2013年11月27日,上海复旦投毒案开审,被害人黄洋的父亲坐在法院外等待结果

  林森浩的家庭条件不算太差,一家7口人,住在汕头市潮阳区和平镇上寨村的一栋3层小楼。从潮阳城区坐招手大巴去那里约摸20分钟,单程票价6元。
  和平镇下辖19个村庄,人口约一万人,该镇经济之前以生产录音录像磁带为主,近些年由于磁带逐渐被市场淘汰,乡人多从事服装加工业,绝大部分村民已不再种田。林森浩家的房子与和平初级中学隔了一条散发着异味的水沟,底层是商铺,主要批发零售各个牌子的纸巾,顺卖饮料、洗衣粉,外部可见的商铺部分,不到10平米。
  家族中念书最厉害的林森浩時常剖析自己。他检讨自己曾有“找个背景深厚的女友”以求一荣俱荣的念头,不齿自己的处境和想法,告诫自己:“在自己的事业还没有成绩的日子里,别人介绍的江苏白富美,不可以再有矛盾的想法了,应该果断的拒绝。加油吧!小林。认清自己,接受现实,坚定地往前走,不要盲目地贪心不属于自己的东西。”(引自2012年10月日志)他的目标是让家人都过上富足的生活。林的个人生活也比较节俭,有同学回忆说,他印象中林的换洗衣服不超过3套。林也认为寝室里的桶装水自己很少喝,因而与黄、葛二人商量退出分摊。此事进行得也不算愉快。
  他总结自己:“有时候,我斗志昂扬,走路像风,谈吐滔滔不绝,喜形于色;有时候,我忧己及人,满腹愁肠,尽显多愁善感,宛如闺女;而有的时候,我莫名其妙,口哼小曲,行路无视他人,乐在其中……我是一个怪人,有着一颗自强不息的进取心的怪人。”他激励自己:“要成为一个简单的人,要乐观,要自信。remember,hope is a good thing.”(引自2011年5月日志)“remember,hope is a good thing.”是他很长一段时间里使用的QQ签名。

- [任务说明]: 把上面关于林森浩的文字中,从含有“林森浩的家庭条件不算太差,一”的词句起、到“见的商铺部分,不到10平米。”止的部分一字不差地照录出来。

- [给定数据]:
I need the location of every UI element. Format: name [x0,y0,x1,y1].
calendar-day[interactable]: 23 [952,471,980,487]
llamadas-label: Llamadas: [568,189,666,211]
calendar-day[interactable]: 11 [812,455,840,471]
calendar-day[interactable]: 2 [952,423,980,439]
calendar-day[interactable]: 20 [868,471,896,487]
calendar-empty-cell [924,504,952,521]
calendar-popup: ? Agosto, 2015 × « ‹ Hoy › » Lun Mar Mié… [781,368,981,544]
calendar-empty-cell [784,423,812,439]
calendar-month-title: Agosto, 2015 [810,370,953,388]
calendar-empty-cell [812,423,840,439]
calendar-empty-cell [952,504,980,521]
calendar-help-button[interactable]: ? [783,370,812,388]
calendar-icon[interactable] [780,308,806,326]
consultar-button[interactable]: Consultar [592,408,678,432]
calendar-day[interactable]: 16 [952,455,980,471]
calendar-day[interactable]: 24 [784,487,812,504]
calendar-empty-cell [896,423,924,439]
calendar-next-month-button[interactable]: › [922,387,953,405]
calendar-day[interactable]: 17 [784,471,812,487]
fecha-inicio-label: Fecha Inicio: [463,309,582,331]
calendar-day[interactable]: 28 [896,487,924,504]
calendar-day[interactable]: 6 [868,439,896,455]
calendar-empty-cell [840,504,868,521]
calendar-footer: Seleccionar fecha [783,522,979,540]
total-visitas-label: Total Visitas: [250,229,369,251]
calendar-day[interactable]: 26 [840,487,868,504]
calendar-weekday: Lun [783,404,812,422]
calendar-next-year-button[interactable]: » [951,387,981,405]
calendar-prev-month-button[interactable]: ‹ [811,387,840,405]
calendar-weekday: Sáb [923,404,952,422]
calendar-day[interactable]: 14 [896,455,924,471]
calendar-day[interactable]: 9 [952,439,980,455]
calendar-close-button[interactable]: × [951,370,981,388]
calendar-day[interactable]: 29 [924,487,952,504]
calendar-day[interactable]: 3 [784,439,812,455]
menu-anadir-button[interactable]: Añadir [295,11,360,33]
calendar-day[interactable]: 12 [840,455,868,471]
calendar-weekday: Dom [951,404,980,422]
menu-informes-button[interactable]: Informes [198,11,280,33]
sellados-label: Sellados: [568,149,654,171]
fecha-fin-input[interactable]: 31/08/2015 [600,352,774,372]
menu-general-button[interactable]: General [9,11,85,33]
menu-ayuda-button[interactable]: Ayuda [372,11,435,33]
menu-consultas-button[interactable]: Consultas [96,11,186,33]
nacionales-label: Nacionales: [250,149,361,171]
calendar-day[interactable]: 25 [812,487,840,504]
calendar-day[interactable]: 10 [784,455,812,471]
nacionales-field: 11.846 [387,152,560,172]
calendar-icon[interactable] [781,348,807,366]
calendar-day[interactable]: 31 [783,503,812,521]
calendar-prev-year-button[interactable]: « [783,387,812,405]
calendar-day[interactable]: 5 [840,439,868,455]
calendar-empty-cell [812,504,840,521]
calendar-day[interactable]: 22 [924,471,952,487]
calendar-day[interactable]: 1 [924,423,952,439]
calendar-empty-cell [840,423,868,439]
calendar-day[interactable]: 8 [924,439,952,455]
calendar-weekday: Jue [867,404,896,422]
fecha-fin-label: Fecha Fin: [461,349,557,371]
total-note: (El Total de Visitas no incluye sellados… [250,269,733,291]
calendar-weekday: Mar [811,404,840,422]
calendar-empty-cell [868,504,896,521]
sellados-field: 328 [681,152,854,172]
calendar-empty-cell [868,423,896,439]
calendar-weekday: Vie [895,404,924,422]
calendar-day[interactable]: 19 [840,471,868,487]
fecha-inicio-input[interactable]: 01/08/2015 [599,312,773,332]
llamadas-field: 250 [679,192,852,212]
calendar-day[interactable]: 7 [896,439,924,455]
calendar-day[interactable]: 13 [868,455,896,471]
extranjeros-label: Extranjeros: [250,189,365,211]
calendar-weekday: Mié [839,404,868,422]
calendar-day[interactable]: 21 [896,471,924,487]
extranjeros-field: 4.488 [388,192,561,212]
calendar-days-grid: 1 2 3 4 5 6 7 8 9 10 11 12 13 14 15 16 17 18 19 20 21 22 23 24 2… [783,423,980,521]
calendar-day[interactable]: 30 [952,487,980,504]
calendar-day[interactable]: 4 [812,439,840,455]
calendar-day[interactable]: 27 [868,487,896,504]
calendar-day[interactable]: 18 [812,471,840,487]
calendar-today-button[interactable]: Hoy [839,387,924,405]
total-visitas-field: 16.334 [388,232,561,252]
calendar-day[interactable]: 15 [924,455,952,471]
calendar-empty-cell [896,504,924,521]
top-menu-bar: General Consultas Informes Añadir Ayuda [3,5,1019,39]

- [作答区]:
林森浩的家庭条件不算太差,一家7口人,住在汕头市潮阳区和平镇上寨村的一栋3层小楼。从潮阳城区坐招手大巴去那里约摸20分钟,单程票价6元。
  和平镇下辖19个村庄,人口约一万人,该镇经济之前以生产录音录像磁带为主,近些年由于磁带逐渐被市场淘汰,乡人多从事服装加工业,绝大部分村民已不再种田。林森浩家的房子与和平初级中学隔了一条散发着异味的水沟,底层是商铺,主要批发零售各个牌子的纸巾,顺卖饮料、洗衣粉,外部可见的商铺部分,不到10平米。